▸ Extracted data
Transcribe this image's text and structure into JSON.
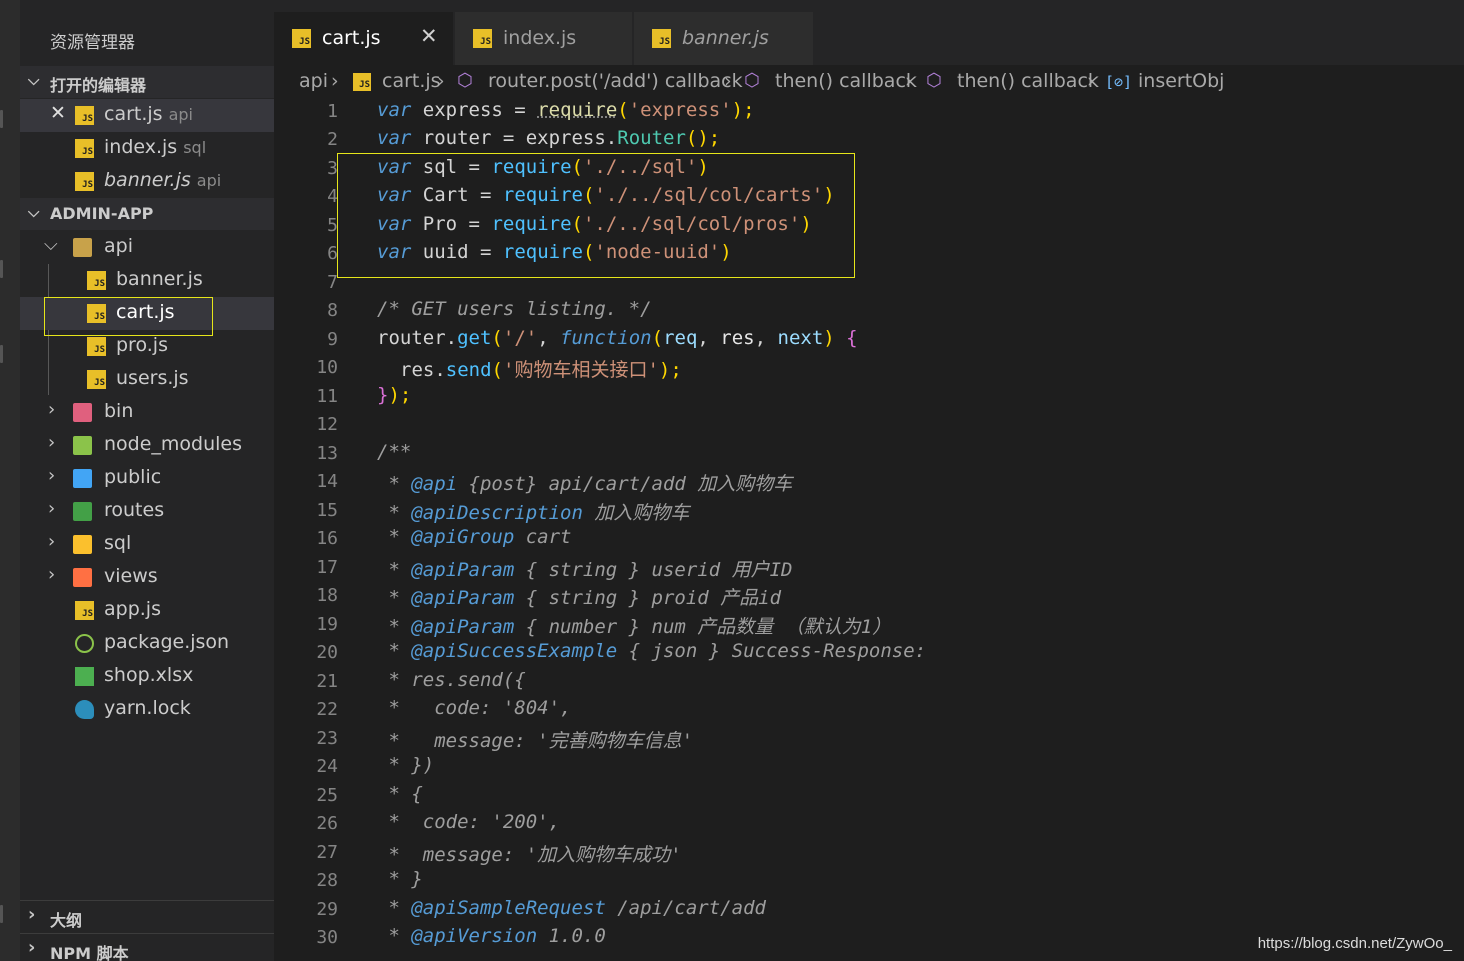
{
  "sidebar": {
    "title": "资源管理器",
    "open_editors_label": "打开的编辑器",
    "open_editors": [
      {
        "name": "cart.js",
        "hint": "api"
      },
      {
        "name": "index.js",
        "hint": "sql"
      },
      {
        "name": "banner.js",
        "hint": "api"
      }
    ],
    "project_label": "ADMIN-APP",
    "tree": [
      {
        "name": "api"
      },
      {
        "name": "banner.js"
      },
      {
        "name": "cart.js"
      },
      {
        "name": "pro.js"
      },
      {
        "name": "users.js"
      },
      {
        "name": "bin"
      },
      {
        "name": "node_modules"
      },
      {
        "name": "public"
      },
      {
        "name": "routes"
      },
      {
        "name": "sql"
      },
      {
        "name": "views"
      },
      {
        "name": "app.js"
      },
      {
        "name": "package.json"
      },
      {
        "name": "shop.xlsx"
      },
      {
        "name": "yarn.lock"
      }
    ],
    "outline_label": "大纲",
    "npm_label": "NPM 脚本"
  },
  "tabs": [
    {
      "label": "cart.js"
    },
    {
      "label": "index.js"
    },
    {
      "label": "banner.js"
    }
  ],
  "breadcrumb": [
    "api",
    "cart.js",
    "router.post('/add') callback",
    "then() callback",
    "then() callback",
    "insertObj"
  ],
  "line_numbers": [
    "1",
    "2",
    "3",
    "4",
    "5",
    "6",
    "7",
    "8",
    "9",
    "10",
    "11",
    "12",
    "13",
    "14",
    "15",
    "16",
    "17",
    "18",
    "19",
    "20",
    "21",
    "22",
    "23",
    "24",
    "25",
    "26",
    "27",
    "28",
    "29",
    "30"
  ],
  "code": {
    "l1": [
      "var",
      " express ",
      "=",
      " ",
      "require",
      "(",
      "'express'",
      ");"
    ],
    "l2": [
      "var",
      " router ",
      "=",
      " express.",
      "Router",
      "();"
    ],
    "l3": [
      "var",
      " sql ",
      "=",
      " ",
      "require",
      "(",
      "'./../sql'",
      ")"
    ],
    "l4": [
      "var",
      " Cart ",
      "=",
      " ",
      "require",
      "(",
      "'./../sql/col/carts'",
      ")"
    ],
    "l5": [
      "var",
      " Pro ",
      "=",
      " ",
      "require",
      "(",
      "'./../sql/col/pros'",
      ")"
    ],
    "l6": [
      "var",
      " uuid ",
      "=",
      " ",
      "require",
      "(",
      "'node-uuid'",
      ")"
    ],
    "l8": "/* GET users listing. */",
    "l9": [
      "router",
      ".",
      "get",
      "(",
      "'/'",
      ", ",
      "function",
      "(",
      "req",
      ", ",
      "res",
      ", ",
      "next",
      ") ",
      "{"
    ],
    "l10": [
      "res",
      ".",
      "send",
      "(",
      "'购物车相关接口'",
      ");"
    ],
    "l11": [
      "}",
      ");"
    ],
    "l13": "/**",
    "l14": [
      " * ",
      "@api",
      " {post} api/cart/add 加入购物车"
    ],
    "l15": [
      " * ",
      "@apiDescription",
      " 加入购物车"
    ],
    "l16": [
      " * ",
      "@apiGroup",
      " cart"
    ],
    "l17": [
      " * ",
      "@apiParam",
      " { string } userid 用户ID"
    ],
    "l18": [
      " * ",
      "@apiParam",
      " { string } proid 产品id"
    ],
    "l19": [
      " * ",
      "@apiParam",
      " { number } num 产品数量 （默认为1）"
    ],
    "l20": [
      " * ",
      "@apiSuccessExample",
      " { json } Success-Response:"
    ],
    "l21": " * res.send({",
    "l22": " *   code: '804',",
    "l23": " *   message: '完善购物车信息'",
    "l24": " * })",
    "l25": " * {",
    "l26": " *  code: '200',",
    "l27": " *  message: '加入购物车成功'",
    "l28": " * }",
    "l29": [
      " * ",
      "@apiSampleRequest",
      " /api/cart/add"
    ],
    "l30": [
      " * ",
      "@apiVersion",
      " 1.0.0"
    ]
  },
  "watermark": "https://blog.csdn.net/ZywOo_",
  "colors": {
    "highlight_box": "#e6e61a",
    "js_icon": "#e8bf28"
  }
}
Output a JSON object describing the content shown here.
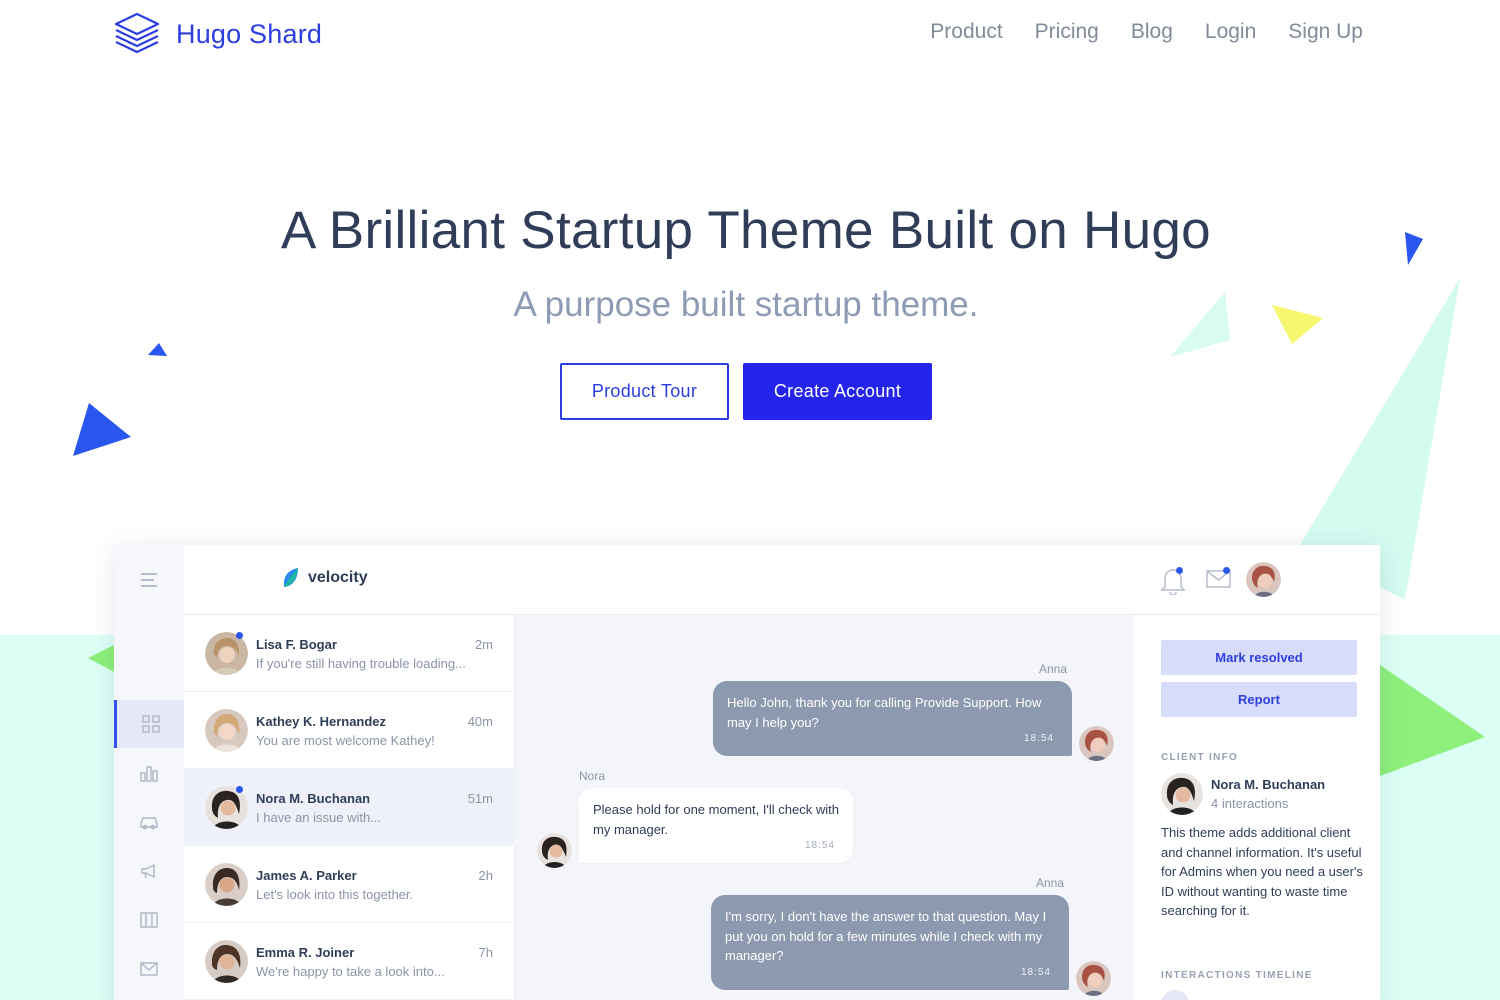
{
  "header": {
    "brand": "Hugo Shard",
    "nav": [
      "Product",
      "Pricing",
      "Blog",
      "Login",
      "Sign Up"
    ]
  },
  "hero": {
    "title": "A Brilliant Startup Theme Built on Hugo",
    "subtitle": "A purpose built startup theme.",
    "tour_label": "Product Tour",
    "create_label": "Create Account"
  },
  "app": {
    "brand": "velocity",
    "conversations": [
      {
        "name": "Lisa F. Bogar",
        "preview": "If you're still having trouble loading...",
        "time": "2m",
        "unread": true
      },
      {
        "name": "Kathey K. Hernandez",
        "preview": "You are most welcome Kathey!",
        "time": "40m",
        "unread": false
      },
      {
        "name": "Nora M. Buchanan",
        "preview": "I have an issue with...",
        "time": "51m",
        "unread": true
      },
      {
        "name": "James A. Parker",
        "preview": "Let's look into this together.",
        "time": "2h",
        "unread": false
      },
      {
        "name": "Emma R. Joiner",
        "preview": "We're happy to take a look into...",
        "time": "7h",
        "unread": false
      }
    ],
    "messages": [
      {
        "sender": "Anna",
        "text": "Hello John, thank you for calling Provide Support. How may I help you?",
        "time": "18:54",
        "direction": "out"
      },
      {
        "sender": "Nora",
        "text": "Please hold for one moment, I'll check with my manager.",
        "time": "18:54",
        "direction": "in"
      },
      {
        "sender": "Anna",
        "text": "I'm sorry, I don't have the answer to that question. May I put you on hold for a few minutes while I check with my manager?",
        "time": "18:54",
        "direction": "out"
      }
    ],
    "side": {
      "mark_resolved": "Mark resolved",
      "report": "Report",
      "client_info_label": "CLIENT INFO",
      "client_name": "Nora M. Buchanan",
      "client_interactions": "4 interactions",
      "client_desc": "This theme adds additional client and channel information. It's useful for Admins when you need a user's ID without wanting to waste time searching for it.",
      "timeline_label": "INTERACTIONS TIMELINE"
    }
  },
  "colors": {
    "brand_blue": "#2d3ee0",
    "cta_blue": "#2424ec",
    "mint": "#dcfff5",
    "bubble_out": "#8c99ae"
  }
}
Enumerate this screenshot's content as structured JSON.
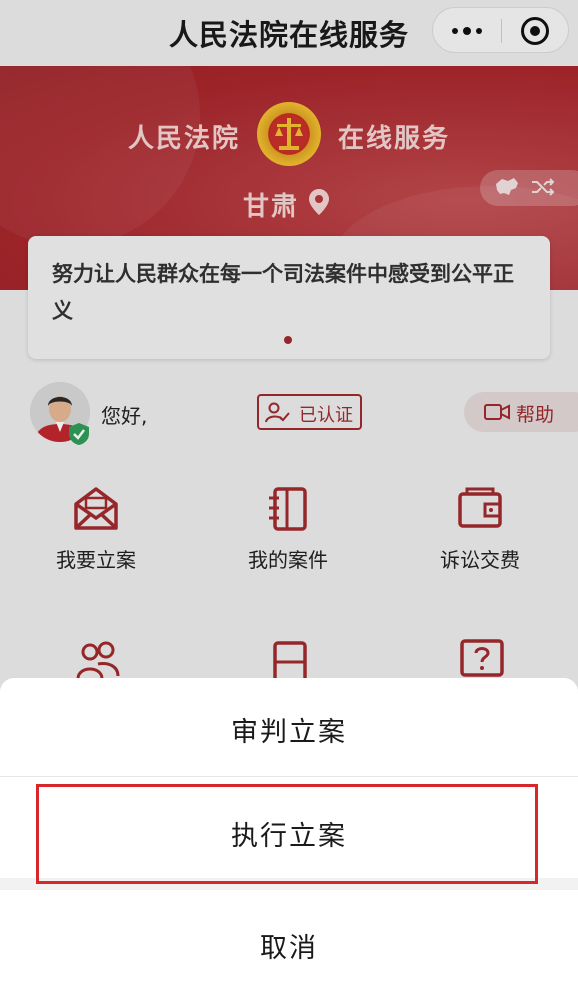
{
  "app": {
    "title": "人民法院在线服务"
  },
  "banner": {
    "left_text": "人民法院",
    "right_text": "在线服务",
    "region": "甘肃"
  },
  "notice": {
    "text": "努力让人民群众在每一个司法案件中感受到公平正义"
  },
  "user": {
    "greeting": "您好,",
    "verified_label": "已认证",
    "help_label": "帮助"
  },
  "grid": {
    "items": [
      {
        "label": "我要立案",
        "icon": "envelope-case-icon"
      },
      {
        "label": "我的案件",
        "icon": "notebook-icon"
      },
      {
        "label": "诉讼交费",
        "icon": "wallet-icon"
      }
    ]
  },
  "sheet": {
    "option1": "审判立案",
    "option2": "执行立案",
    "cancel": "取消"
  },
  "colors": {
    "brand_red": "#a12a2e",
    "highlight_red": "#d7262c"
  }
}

▸ Required task
Repeat each entry exactly as it appears; skip any picture.

▸ Output of the task
Transcribe this image's text and structure into JSON.
{
  "sidebar": {
    "title": "资源管理器",
    "open_editors_label": "打开的编辑器",
    "open_editors": [
      {
        "name": "cart.js",
        "hint": "api"
      },
      {
        "name": "index.js",
        "hint": "sql"
      },
      {
        "name": "banner.js",
        "hint": "api"
      }
    ],
    "project_label": "ADMIN-APP",
    "tree": [
      {
        "name": "api"
      },
      {
        "name": "banner.js"
      },
      {
        "name": "cart.js"
      },
      {
        "name": "pro.js"
      },
      {
        "name": "users.js"
      },
      {
        "name": "bin"
      },
      {
        "name": "node_modules"
      },
      {
        "name": "public"
      },
      {
        "name": "routes"
      },
      {
        "name": "sql"
      },
      {
        "name": "views"
      },
      {
        "name": "app.js"
      },
      {
        "name": "package.json"
      },
      {
        "name": "shop.xlsx"
      },
      {
        "name": "yarn.lock"
      }
    ],
    "outline_label": "大纲",
    "npm_label": "NPM 脚本"
  },
  "tabs": [
    {
      "label": "cart.js"
    },
    {
      "label": "index.js"
    },
    {
      "label": "banner.js"
    }
  ],
  "breadcrumb": [
    "api",
    "cart.js",
    "router.post('/add') callback",
    "then() callback",
    "then() callback",
    "insertObj"
  ],
  "line_numbers": [
    "1",
    "2",
    "3",
    "4",
    "5",
    "6",
    "7",
    "8",
    "9",
    "10",
    "11",
    "12",
    "13",
    "14",
    "15",
    "16",
    "17",
    "18",
    "19",
    "20",
    "21",
    "22",
    "23",
    "24",
    "25",
    "26",
    "27",
    "28",
    "29",
    "30"
  ],
  "code": {
    "l1": [
      "var",
      " express ",
      "=",
      " ",
      "require",
      "(",
      "'express'",
      ");"
    ],
    "l2": [
      "var",
      " router ",
      "=",
      " express.",
      "Router",
      "();"
    ],
    "l3": [
      "var",
      " sql ",
      "=",
      " ",
      "require",
      "(",
      "'./../sql'",
      ")"
    ],
    "l4": [
      "var",
      " Cart ",
      "=",
      " ",
      "require",
      "(",
      "'./../sql/col/carts'",
      ")"
    ],
    "l5": [
      "var",
      " Pro ",
      "=",
      " ",
      "require",
      "(",
      "'./../sql/col/pros'",
      ")"
    ],
    "l6": [
      "var",
      " uuid ",
      "=",
      " ",
      "require",
      "(",
      "'node-uuid'",
      ")"
    ],
    "l8": "/* GET users listing. */",
    "l9": [
      "router",
      ".",
      "get",
      "(",
      "'/'",
      ", ",
      "function",
      "(",
      "req",
      ", ",
      "res",
      ", ",
      "next",
      ") ",
      "{"
    ],
    "l10": [
      "res",
      ".",
      "send",
      "(",
      "'购物车相关接口'",
      ");"
    ],
    "l11": [
      "}",
      ");"
    ],
    "l13": "/**",
    "l14": [
      " * ",
      "@api",
      " {post} api/cart/add 加入购物车"
    ],
    "l15": [
      " * ",
      "@apiDescription",
      " 加入购物车"
    ],
    "l16": [
      " * ",
      "@apiGroup",
      " cart"
    ],
    "l17": [
      " * ",
      "@apiParam",
      " { string } userid 用户ID"
    ],
    "l18": [
      " * ",
      "@apiParam",
      " { string } proid 产品id"
    ],
    "l19": [
      " * ",
      "@apiParam",
      " { number } num 产品数量 （默认为1）"
    ],
    "l20": [
      " * ",
      "@apiSuccessExample",
      " { json } Success-Response:"
    ],
    "l21": " * res.send({",
    "l22": " *   code: '804',",
    "l23": " *   message: '完善购物车信息'",
    "l24": " * })",
    "l25": " * {",
    "l26": " *  code: '200',",
    "l27": " *  message: '加入购物车成功'",
    "l28": " * }",
    "l29": [
      " * ",
      "@apiSampleRequest",
      " /api/cart/add"
    ],
    "l30": [
      " * ",
      "@apiVersion",
      " 1.0.0"
    ]
  },
  "watermark": "https://blog.csdn.net/ZywOo_",
  "colors": {
    "highlight_box": "#e6e61a",
    "js_icon": "#e8bf28"
  }
}
Output a JSON object describing the content shown here.
{
  "header": {
    "brand": "Hugo Shard",
    "nav": [
      "Product",
      "Pricing",
      "Blog",
      "Login",
      "Sign Up"
    ]
  },
  "hero": {
    "title": "A Brilliant Startup Theme Built on Hugo",
    "subtitle": "A purpose built startup theme.",
    "tour_label": "Product Tour",
    "create_label": "Create Account"
  },
  "app": {
    "brand": "velocity",
    "conversations": [
      {
        "name": "Lisa F. Bogar",
        "preview": "If you're still having trouble loading...",
        "time": "2m",
        "unread": true
      },
      {
        "name": "Kathey K. Hernandez",
        "preview": "You are most welcome Kathey!",
        "time": "40m",
        "unread": false
      },
      {
        "name": "Nora M. Buchanan",
        "preview": "I have an issue with...",
        "time": "51m",
        "unread": true
      },
      {
        "name": "James A. Parker",
        "preview": "Let's look into this together.",
        "time": "2h",
        "unread": false
      },
      {
        "name": "Emma R. Joiner",
        "preview": "We're happy to take a look into...",
        "time": "7h",
        "unread": false
      }
    ],
    "messages": [
      {
        "sender": "Anna",
        "text": "Hello John, thank you for calling Provide Support. How may I help you?",
        "time": "18:54",
        "direction": "out"
      },
      {
        "sender": "Nora",
        "text": "Please hold for one moment, I'll check with my manager.",
        "time": "18:54",
        "direction": "in"
      },
      {
        "sender": "Anna",
        "text": "I'm sorry, I don't have the answer to that question. May I put you on hold for a few minutes while I check with my manager?",
        "time": "18:54",
        "direction": "out"
      }
    ],
    "side": {
      "mark_resolved": "Mark resolved",
      "report": "Report",
      "client_info_label": "CLIENT INFO",
      "client_name": "Nora M. Buchanan",
      "client_interactions": "4 interactions",
      "client_desc": "This theme adds additional client and channel information. It's useful for Admins when you need a user's ID without wanting to waste time searching for it.",
      "timeline_label": "INTERACTIONS TIMELINE"
    }
  },
  "colors": {
    "brand_blue": "#2d3ee0",
    "cta_blue": "#2424ec",
    "mint": "#dcfff5",
    "bubble_out": "#8c99ae"
  }
}
Enumerate this screenshot's content as structured JSON.
{
  "app": {
    "title": "人民法院在线服务"
  },
  "banner": {
    "left_text": "人民法院",
    "right_text": "在线服务",
    "region": "甘肃"
  },
  "notice": {
    "text": "努力让人民群众在每一个司法案件中感受到公平正义"
  },
  "user": {
    "greeting": "您好,",
    "verified_label": "已认证",
    "help_label": "帮助"
  },
  "grid": {
    "items": [
      {
        "label": "我要立案",
        "icon": "envelope-case-icon"
      },
      {
        "label": "我的案件",
        "icon": "notebook-icon"
      },
      {
        "label": "诉讼交费",
        "icon": "wallet-icon"
      }
    ]
  },
  "sheet": {
    "option1": "审判立案",
    "option2": "执行立案",
    "cancel": "取消"
  },
  "colors": {
    "brand_red": "#a12a2e",
    "highlight_red": "#d7262c"
  }
}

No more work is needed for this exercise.